Exercise brief:
Take the data below and repeat it exactly.

Data to process:
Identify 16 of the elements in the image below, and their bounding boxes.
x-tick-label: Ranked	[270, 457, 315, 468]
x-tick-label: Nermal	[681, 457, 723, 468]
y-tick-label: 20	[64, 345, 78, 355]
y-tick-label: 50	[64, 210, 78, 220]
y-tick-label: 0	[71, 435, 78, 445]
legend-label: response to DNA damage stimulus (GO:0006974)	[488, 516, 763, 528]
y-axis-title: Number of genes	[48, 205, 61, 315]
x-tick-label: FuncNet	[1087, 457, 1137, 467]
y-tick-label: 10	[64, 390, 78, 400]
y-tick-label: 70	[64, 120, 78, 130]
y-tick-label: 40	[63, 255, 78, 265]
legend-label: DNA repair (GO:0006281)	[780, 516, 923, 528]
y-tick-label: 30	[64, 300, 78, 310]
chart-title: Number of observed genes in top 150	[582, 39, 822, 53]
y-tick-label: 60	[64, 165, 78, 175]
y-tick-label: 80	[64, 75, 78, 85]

Answer below:
Identify 16 of the elements in the image below, and their bounding boxes.
x-tick-label: Ranked	[270, 457, 315, 468]
x-tick-label: Nermal	[681, 457, 723, 468]
y-tick-label: 20	[64, 345, 78, 355]
y-tick-label: 50	[64, 210, 78, 220]
y-tick-label: 0	[71, 435, 78, 445]
legend-label: response to DNA damage stimulus (GO:0006974)	[488, 516, 763, 528]
y-axis-title: Number of genes	[48, 205, 61, 315]
x-tick-label: FuncNet	[1087, 457, 1137, 467]
y-tick-label: 10	[64, 390, 78, 400]
y-tick-label: 70	[64, 120, 78, 130]
y-tick-label: 40	[63, 255, 78, 265]
legend-label: DNA repair (GO:0006281)	[780, 516, 923, 528]
y-tick-label: 30	[64, 300, 78, 310]
chart-title: Number of observed genes in top 150	[582, 39, 822, 53]
y-tick-label: 60	[64, 165, 78, 175]
y-tick-label: 80	[64, 75, 78, 85]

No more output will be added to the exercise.